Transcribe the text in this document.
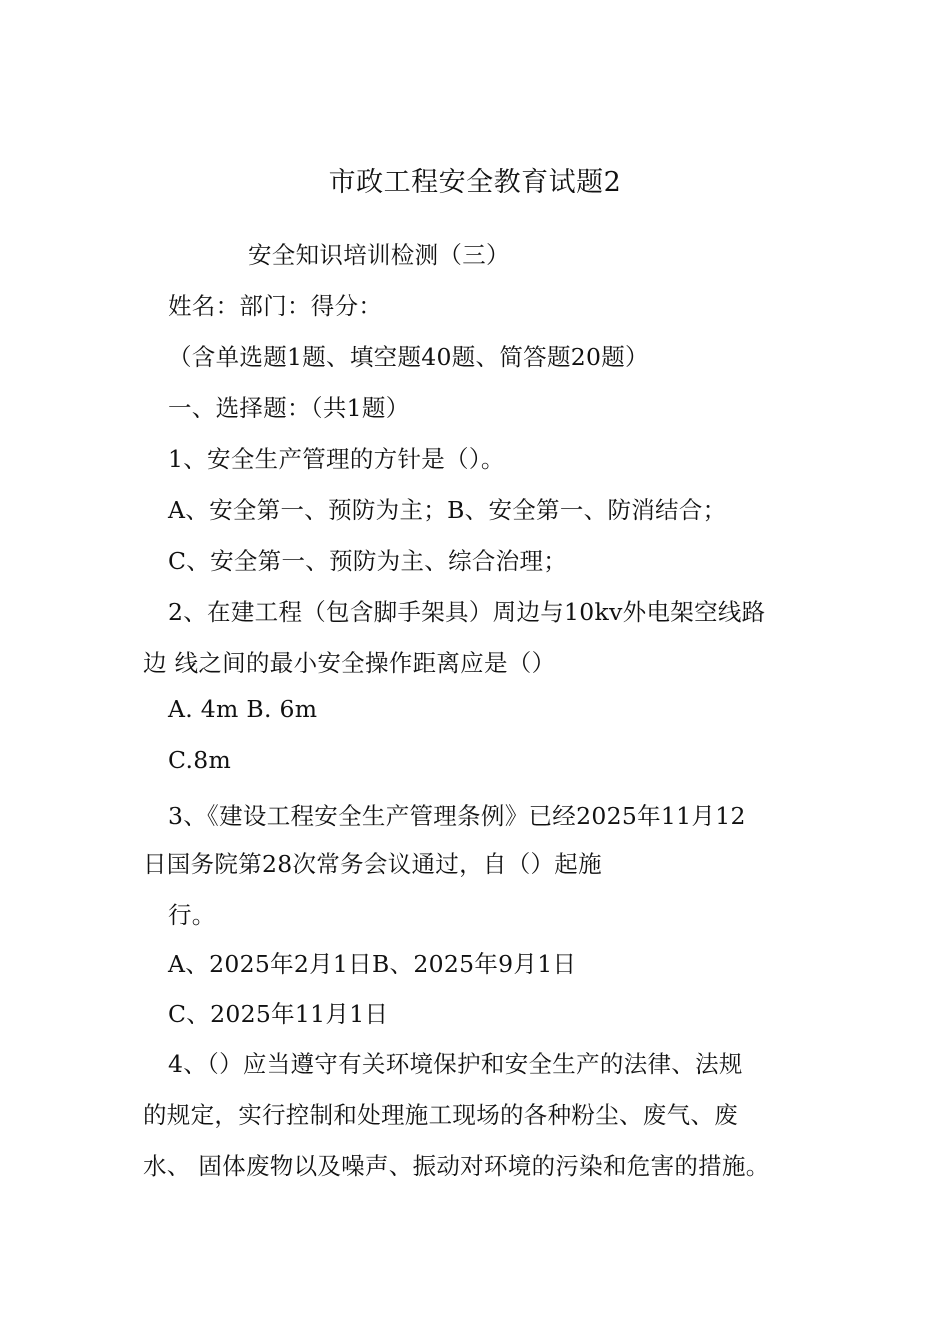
市政工程安全教育试题2
安全知识培训检测（三）
姓名：部门：得分：
（含单选题1题、填空题40题、简答题20题）
一、选择题：（共1题）
1、安全生产管理的方针是（）。
A、安全第一、预防为主；B、安全第一、防消结合；
C、安全第一、预防为主、综合治理；
2、在建工程（包含脚手架具）周边与10kv外电架空线路
边 线之间的最小安全操作距离应是（）
A. 4m B. 6m
C.8m
3、《建设工程安全生产管理条例》已经2025年11月12
日国务院第28次常务会议通过，自（）起施
行。
A、2025年2月1日B、2025年9月1日
C、2025年11月1日
4、（）应当遵守有关环境保护和安全生产的法律、法规
的规定，实行控制和处理施工现场的各种粉尘、废气、废
水、 固体废物以及噪声、振动对环境的污染和危害的措施。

··········

## [EXERCISE OBJECTIVE]
Restate each of the entries above word for word and skip every image.

## [THE COMPLETED TASK]
Transcribe the text in this document.
市政工程安全教育试题2
安全知识培训检测（三）
姓名：部门：得分：
（含单选题1题、填空题40题、简答题20题）
一、选择题：（共1题）
1、安全生产管理的方针是（）。
A、安全第一、预防为主；B、安全第一、防消结合；
C、安全第一、预防为主、综合治理；
2、在建工程（包含脚手架具）周边与10kv外电架空线路
边 线之间的最小安全操作距离应是（）
A. 4m B. 6m
C.8m
3、《建设工程安全生产管理条例》已经2025年11月12
日国务院第28次常务会议通过，自（）起施
行。
A、2025年2月1日B、2025年9月1日
C、2025年11月1日
4、（）应当遵守有关环境保护和安全生产的法律、法规
的规定，实行控制和处理施工现场的各种粉尘、废气、废
水、 固体废物以及噪声、振动对环境的污染和危害的措施。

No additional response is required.